** WHAT IS EXPECTED **
From the records that follow, give the number of lines that include the word "soweit", with no further words.

(Stored items)
● ● ● ● ●

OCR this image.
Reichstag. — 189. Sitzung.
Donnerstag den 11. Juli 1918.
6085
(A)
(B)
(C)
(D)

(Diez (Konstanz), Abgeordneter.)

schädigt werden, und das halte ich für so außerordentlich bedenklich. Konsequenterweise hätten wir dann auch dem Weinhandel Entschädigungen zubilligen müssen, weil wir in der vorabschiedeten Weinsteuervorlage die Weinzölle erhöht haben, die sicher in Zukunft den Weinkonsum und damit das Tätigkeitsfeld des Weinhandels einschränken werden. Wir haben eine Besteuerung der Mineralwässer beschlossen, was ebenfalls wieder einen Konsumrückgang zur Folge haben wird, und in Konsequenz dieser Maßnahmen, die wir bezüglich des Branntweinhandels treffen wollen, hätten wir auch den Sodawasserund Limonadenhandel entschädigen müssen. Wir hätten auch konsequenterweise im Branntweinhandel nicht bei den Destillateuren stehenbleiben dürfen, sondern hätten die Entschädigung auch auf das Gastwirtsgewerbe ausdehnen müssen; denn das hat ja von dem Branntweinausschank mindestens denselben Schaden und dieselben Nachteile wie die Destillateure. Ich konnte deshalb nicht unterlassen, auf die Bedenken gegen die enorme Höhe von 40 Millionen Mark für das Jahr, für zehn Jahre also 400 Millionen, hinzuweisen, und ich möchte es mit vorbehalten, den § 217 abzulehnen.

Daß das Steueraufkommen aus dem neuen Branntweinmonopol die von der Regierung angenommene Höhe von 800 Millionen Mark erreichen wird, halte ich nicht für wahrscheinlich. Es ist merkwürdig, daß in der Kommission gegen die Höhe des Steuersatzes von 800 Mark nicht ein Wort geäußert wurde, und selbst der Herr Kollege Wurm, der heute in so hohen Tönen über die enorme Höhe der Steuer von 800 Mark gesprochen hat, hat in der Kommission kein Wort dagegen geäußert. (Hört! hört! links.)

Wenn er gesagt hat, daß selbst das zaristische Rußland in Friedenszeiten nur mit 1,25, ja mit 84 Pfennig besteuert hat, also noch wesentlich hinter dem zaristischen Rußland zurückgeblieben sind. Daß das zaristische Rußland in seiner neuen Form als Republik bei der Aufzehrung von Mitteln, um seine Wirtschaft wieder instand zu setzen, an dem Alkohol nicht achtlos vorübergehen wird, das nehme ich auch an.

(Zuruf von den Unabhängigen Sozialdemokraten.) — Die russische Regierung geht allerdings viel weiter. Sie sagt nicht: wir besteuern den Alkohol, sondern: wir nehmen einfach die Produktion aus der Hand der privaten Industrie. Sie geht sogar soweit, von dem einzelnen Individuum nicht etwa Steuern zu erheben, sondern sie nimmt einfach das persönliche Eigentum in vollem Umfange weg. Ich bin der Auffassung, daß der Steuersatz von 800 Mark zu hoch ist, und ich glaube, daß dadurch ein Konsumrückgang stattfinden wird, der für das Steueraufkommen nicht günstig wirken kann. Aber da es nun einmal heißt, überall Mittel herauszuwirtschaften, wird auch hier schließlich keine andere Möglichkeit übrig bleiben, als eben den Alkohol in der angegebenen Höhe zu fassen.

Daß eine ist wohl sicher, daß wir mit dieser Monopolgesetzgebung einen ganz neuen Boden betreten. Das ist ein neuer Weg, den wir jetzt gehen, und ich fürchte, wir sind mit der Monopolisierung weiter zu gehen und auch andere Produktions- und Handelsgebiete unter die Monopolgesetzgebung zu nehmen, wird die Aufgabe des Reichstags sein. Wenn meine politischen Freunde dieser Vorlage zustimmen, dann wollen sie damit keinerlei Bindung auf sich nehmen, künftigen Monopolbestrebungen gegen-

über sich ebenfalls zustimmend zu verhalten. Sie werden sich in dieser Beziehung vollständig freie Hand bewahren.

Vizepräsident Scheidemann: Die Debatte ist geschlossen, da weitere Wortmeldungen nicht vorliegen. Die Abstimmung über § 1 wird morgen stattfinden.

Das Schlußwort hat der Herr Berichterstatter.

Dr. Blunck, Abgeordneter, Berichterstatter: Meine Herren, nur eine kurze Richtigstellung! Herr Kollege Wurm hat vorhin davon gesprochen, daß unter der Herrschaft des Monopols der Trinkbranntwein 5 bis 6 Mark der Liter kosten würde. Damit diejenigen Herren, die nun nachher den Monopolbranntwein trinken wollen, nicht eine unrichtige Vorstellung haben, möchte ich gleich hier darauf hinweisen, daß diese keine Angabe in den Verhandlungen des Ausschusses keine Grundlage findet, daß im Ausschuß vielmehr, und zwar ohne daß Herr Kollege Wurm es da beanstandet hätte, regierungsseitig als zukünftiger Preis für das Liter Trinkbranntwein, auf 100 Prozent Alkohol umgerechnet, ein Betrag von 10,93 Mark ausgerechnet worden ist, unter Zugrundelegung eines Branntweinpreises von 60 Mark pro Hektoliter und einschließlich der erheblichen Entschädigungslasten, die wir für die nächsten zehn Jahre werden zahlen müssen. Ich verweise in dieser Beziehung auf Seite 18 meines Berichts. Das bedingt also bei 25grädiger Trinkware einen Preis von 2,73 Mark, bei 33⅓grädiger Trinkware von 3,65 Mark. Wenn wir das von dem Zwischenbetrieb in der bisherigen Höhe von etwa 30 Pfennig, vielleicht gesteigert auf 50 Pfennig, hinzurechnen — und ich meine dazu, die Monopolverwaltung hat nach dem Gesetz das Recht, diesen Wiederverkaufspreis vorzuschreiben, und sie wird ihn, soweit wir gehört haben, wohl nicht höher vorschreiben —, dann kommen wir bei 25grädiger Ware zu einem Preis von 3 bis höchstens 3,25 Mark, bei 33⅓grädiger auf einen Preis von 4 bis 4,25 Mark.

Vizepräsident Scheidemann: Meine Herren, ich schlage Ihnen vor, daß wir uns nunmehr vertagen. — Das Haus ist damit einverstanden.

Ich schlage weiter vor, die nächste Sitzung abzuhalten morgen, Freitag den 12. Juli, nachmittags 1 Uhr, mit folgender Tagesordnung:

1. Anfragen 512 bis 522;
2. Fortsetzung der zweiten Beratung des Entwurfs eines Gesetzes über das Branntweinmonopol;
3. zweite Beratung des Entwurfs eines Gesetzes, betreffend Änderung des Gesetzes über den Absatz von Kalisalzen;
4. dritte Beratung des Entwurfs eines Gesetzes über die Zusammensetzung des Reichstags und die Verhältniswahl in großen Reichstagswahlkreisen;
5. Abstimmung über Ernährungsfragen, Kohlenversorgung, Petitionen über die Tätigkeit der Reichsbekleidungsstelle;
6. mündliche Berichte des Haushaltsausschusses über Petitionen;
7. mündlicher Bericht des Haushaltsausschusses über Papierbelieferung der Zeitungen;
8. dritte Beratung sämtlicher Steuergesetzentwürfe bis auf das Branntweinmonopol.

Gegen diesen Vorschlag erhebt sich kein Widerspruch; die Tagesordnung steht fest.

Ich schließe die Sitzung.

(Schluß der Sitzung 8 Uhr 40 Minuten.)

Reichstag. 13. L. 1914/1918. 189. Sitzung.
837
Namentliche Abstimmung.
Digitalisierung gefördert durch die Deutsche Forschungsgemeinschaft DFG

● ● ● ● ●

** RESULT **
2